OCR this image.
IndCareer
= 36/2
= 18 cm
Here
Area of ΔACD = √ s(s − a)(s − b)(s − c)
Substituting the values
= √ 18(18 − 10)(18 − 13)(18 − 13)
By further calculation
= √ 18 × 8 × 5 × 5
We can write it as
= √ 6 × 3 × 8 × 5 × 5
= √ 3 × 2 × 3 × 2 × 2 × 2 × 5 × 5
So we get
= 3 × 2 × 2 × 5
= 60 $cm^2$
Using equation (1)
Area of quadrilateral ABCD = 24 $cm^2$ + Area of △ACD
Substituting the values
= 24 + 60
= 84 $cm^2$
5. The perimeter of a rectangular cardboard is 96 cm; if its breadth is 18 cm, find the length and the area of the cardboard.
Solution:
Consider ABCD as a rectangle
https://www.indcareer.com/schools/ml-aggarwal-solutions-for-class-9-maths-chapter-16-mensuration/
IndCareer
▬▬▬
Task objective:
Exact copies of all the records are required.

Exercise result:
OCR this image.
IndCareer
= 36/2
= 18 cm
Here
Area of ΔACD = √ s(s − a)(s − b)(s − c)
Substituting the values
= √ 18(18 − 10)(18 − 13)(18 − 13)
By further calculation
= √ 18 × 8 × 5 × 5
We can write it as
= √ 6 × 3 × 8 × 5 × 5
= √ 3 × 2 × 3 × 2 × 2 × 2 × 5 × 5
So we get
= 3 × 2 × 2 × 5
= 60 $cm^2$
Using equation (1)
Area of quadrilateral ABCD = 24 $cm^2$ + Area of △ACD
Substituting the values
= 24 + 60
= 84 $cm^2$
5. The perimeter of a rectangular cardboard is 96 cm; if its breadth is 18 cm, find the length and the area of the cardboard.
Solution:
Consider ABCD as a rectangle
https://www.indcareer.com/schools/ml-aggarwal-solutions-for-class-9-maths-chapter-16-mensuration/
IndCareer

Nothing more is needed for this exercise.